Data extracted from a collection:
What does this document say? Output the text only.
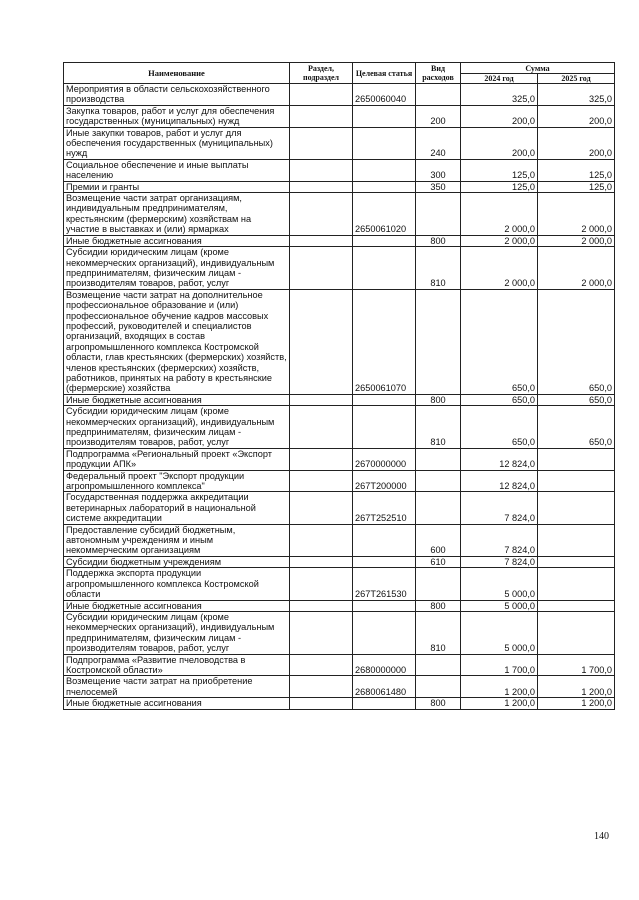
Наименование	Раздел, подраздел	Целевая статья	Вид расходов	Сумма	
				2024 год	2025 год
Мероприятия в области сельскохозяйственного производства		2650060040		325,0	325,0
Закупка товаров, работ и услуг для обеспечения государственных (муниципальных) нужд			200	200,0	200,0
Иные закупки товаров, работ и услуг для обеспечения государственных (муниципальных) нужд			240	200,0	200,0
Социальное обеспечение и иные выплаты населению			300	125,0	125,0
Премии и гранты			350	125,0	125,0
Возмещение части затрат организациям, индивидуальным предпринимателям, крестьянским (фермерским) хозяйствам на участие в выставках и (или) ярмарках		2650061020		2 000,0	2 000,0
Иные бюджетные ассигнования			800	2 000,0	2 000,0
Субсидии юридическим лицам (кроме некоммерческих организаций), индивидуальным предпринимателям, физическим лицам - производителям товаров, работ, услуг			810	2 000,0	2 000,0
Возмещение части затрат на дополнительное профессиональное образование и (или) профессиональное обучение кадров массовых профессий, руководителей и специалистов организаций, входящих в состав агропромышленного комплекса Костромской области, глав крестьянских (фермерских) хозяйств, членов крестьянских (фермерских) хозяйств, работников, принятых на работу в крестьянские (фермерские) хозяйства		2650061070		650,0	650,0
Иные бюджетные ассигнования			800	650,0	650,0
Субсидии юридическим лицам (кроме некоммерческих организаций), индивидуальным предпринимателям, физическим лицам - производителям товаров, работ, услуг			810	650,0	650,0
Подпрограмма «Региональный проект «Экспорт продукции АПК»		2670000000		12 824,0	
Федеральный проект "Экспорт продукции агропромышленного комплекса"		267T200000		12 824,0	
Государственная поддержка аккредитации ветеринарных лабораторий в национальной системе аккредитации		267T252510		7 824,0	
Предоставление субсидий бюджетным, автономным учреждениям и иным некоммерческим организациям			600	7 824,0	
Субсидии бюджетным учреждениям			610	7 824,0	
Поддержка экспорта продукции агропромышленного комплекса Костромской области		267T261530		5 000,0	
Иные бюджетные ассигнования			800	5 000,0	
Субсидии юридическим лицам (кроме некоммерческих организаций), индивидуальным предпринимателям, физическим лицам - производителям товаров, работ, услуг			810	5 000,0	
Подпрограмма «Развитие пчеловодства в Костромской области»		2680000000		1 700,0	1 700,0
Возмещение части затрат на приобретение пчелосемей		2680061480		1 200,0	1 200,0
Иные бюджетные ассигнования			800	1 200,0	1 200,0
140
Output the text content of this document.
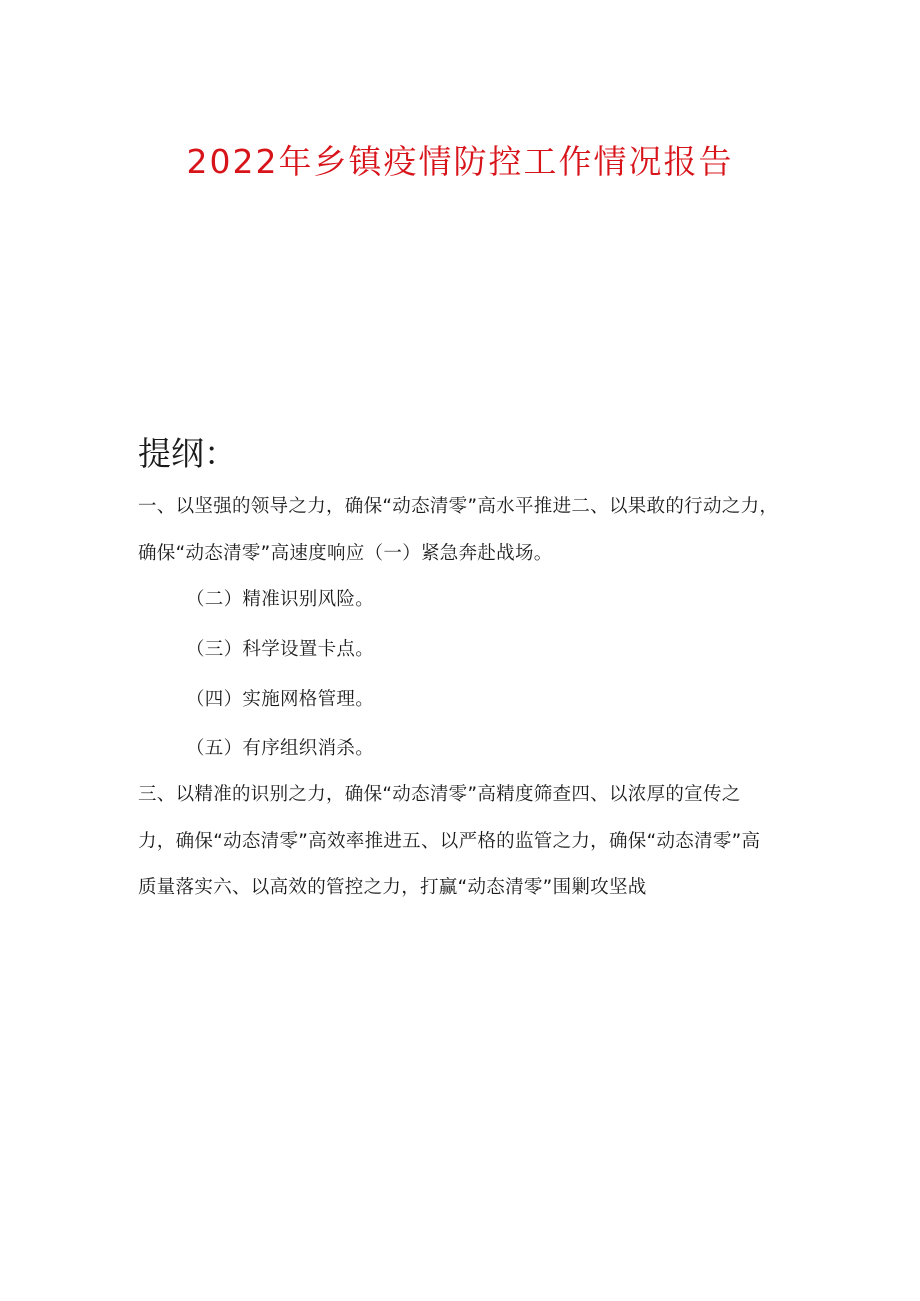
2022年乡镇疫情防控工作情况报告
提纲：

一、以坚强的领导之力，确保“动态清零”高水平推进二、以果敢的行动之力，确保“动态清零”高速度响应（一）紧急奔赴战场。

（二）精准识别风险。

（三）科学设置卡点。

（四）实施网格管理。

（五）有序组织消杀。

三、以精准的识别之力，确保“动态清零”高精度筛查四、以浓厚的宣传之力，确保“动态清零”高效率推进五、以严格的监管之力，确保“动态清零”高质量落实六、以高效的管控之力，打赢“动态清零”围剿攻坚战
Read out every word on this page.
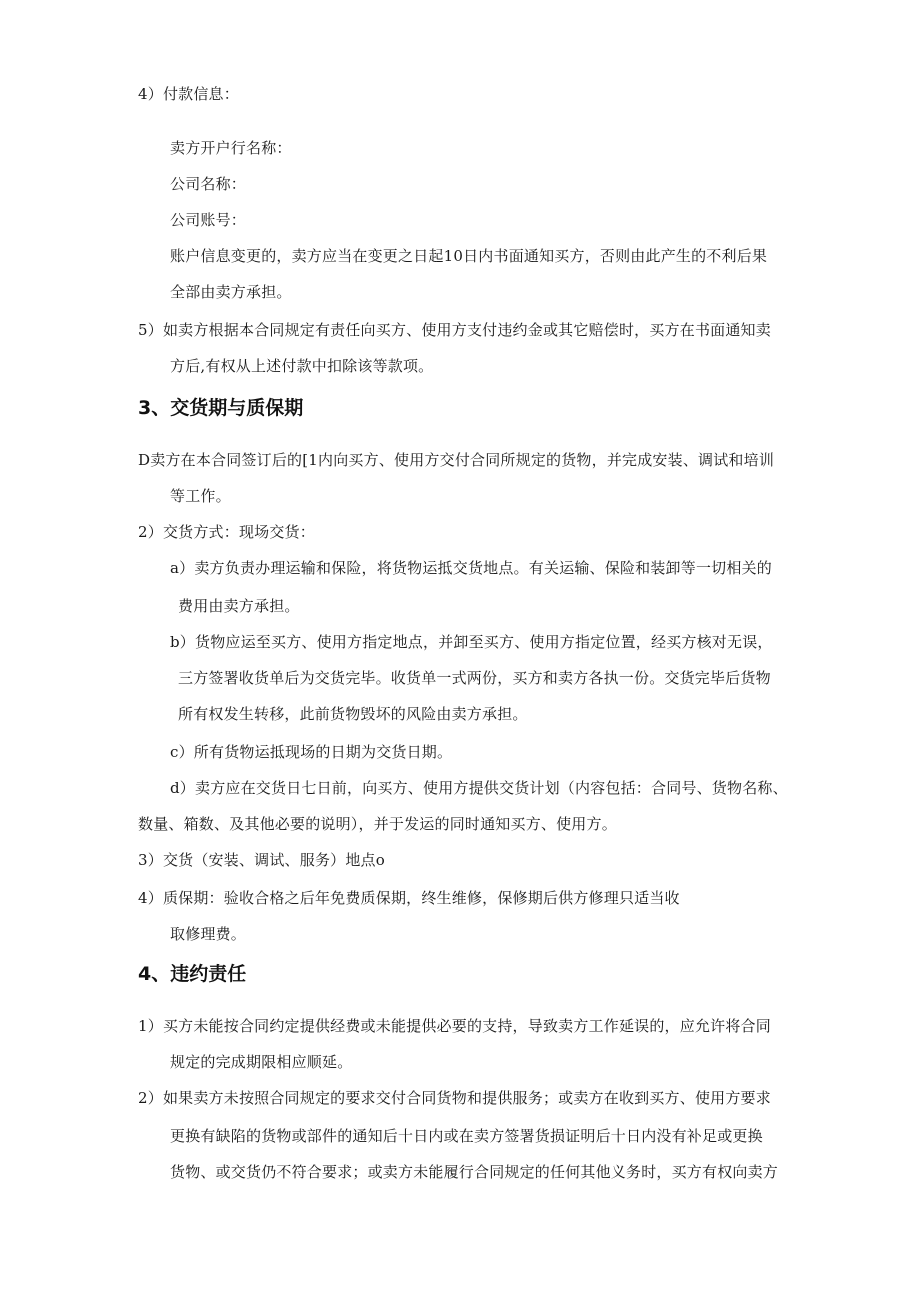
4）付款信息：
卖方开户行名称：
公司名称：
公司账号：
账户信息变更的，卖方应当在变更之日起10日内书面通知买方，否则由此产生的不利后果
全部由卖方承担。
5）如卖方根据本合同规定有责任向买方、使用方支付违约金或其它赔偿时，买方在书面通知卖
方后,有权从上述付款中扣除该等款项。
3、交货期与质保期
D卖方在本合同签订后的[1内向买方、使用方交付合同所规定的货物，并完成安装、调试和培训
等工作。
2）交货方式：现场交货：
a）卖方负责办理运输和保险，将货物运抵交货地点。有关运输、保险和装卸等一切相关的
费用由卖方承担。
b）货物应运至买方、使用方指定地点，并卸至买方、使用方指定位置，经买方核对无误，
三方签署收货单后为交货完毕。收货单一式两份，买方和卖方各执一份。交货完毕后货物
所有权发生转移，此前货物毁坏的风险由卖方承担。
c）所有货物运抵现场的日期为交货日期。
d）卖方应在交货日七日前，向买方、使用方提供交货计划（内容包括：合同号、货物名称、
数量、箱数、及其他必要的说明），并于发运的同时通知买方、使用方。
3）交货（安装、调试、服务）地点o
4）质保期：验收合格之后年免费质保期，终生维修，保修期后供方修理只适当收
取修理费。
4、违约责任
1）买方未能按合同约定提供经费或未能提供必要的支持，导致卖方工作延误的，应允许将合同
规定的完成期限相应顺延。
2）如果卖方未按照合同规定的要求交付合同货物和提供服务；或卖方在收到买方、使用方要求
更换有缺陷的货物或部件的通知后十日内或在卖方签署货损证明后十日内没有补足或更换
货物、或交货仍不符合要求；或卖方未能履行合同规定的任何其他义务时，买方有权向卖方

◆ Written problem ◆
Copy out exactly the lines from the one with "Read out every word on this page." through the end of the listing, both ends included, omitting any picture.

◆ The solution ◆
Read out every word on this page.
4）付款信息：
卖方开户行名称：
公司名称：
公司账号：
账户信息变更的，卖方应当在变更之日起10日内书面通知买方，否则由此产生的不利后果
全部由卖方承担。
5）如卖方根据本合同规定有责任向买方、使用方支付违约金或其它赔偿时，买方在书面通知卖
方后,有权从上述付款中扣除该等款项。
3、交货期与质保期
D卖方在本合同签订后的[1内向买方、使用方交付合同所规定的货物，并完成安装、调试和培训
等工作。
2）交货方式：现场交货：
a）卖方负责办理运输和保险，将货物运抵交货地点。有关运输、保险和装卸等一切相关的
费用由卖方承担。
b）货物应运至买方、使用方指定地点，并卸至买方、使用方指定位置，经买方核对无误，
三方签署收货单后为交货完毕。收货单一式两份，买方和卖方各执一份。交货完毕后货物
所有权发生转移，此前货物毁坏的风险由卖方承担。
c）所有货物运抵现场的日期为交货日期。
d）卖方应在交货日七日前，向买方、使用方提供交货计划（内容包括：合同号、货物名称、
数量、箱数、及其他必要的说明），并于发运的同时通知买方、使用方。
3）交货（安装、调试、服务）地点o
4）质保期：验收合格之后年免费质保期，终生维修，保修期后供方修理只适当收
取修理费。
4、违约责任
1）买方未能按合同约定提供经费或未能提供必要的支持，导致卖方工作延误的，应允许将合同
规定的完成期限相应顺延。
2）如果卖方未按照合同规定的要求交付合同货物和提供服务；或卖方在收到买方、使用方要求
更换有缺陷的货物或部件的通知后十日内或在卖方签署货损证明后十日内没有补足或更换
货物、或交货仍不符合要求；或卖方未能履行合同规定的任何其他义务时，买方有权向卖方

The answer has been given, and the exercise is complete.